╭──
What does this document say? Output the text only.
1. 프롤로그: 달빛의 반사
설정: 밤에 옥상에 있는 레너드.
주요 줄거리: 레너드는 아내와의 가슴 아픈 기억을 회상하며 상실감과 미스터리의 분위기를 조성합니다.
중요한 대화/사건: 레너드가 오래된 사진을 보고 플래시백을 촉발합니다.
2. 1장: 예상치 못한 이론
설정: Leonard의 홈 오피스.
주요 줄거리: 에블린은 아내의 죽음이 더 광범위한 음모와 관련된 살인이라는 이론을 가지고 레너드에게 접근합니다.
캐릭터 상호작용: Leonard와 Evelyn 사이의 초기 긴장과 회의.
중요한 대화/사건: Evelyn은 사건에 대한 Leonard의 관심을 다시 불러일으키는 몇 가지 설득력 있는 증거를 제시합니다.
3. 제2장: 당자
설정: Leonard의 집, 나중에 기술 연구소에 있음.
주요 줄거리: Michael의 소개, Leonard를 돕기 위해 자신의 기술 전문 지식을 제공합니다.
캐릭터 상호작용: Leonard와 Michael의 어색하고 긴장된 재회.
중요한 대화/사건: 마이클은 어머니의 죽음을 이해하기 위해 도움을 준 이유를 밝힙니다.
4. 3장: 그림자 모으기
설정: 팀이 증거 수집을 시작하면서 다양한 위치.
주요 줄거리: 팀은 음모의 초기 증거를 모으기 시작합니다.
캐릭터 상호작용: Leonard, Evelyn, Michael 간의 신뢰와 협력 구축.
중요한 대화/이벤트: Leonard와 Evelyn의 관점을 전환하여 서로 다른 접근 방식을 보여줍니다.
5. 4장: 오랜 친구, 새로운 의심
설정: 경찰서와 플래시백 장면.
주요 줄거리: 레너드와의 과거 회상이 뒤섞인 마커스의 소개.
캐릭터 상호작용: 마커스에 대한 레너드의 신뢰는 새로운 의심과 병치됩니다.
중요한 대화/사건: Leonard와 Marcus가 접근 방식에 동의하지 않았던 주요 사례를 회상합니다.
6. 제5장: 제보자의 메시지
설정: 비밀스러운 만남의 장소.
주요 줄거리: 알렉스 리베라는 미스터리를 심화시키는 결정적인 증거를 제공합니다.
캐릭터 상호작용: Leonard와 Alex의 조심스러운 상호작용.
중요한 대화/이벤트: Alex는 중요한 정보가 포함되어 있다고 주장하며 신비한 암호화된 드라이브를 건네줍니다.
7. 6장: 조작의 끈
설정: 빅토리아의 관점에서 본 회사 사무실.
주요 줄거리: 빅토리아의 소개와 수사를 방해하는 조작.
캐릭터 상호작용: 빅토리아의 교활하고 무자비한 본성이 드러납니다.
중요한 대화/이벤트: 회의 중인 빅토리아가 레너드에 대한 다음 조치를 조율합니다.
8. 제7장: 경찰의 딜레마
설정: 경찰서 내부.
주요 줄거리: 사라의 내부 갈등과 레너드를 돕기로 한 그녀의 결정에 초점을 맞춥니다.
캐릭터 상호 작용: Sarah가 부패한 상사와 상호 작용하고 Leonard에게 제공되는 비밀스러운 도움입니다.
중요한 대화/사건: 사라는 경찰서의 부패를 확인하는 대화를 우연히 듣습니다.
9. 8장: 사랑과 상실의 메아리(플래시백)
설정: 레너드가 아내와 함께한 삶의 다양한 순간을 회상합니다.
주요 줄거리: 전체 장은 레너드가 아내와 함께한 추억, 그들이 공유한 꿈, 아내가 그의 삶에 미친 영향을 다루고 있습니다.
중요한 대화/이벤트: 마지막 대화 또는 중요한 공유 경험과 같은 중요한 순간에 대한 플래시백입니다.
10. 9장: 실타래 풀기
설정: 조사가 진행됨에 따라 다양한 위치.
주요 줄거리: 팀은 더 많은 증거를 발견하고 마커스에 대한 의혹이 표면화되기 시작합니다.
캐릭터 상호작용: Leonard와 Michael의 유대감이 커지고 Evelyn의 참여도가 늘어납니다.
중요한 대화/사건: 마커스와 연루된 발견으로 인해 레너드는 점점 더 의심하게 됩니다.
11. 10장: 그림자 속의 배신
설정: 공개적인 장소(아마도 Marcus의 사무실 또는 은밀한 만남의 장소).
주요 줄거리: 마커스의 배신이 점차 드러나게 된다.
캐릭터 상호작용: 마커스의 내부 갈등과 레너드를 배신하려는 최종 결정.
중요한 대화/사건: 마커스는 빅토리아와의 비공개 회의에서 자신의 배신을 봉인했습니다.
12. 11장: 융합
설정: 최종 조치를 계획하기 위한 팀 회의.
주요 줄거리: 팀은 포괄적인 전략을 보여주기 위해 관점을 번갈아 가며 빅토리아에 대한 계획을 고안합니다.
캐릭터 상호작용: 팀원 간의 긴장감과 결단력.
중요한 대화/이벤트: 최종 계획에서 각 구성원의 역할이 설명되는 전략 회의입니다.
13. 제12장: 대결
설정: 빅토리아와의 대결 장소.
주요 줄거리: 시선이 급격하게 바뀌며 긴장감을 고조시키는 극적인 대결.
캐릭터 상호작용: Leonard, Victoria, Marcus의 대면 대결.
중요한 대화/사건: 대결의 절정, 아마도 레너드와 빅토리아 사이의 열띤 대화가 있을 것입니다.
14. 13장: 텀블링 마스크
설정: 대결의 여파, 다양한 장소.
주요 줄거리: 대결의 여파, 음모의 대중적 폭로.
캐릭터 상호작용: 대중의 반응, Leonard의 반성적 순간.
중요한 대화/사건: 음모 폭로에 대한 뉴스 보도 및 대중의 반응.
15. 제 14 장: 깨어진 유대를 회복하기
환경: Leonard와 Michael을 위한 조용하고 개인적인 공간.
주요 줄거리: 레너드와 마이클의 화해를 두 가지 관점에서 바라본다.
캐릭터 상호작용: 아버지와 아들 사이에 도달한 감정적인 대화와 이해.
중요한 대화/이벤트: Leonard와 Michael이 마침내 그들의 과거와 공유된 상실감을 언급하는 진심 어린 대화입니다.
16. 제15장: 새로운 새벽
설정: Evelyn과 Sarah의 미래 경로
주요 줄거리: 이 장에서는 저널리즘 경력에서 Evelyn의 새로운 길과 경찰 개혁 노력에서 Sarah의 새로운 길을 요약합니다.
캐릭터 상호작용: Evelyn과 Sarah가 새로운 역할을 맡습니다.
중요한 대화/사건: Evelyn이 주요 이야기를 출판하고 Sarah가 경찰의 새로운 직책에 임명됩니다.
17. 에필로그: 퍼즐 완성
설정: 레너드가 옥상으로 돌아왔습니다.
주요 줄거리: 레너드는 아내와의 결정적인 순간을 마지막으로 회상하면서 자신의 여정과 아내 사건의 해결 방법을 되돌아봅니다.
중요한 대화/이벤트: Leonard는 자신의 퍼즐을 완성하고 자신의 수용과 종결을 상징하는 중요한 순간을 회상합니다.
╰──
> **What the task asks**:
Note how many lines in the listing above hold the string "비밀스러운", then give only that figure.

> **Completed task**:
2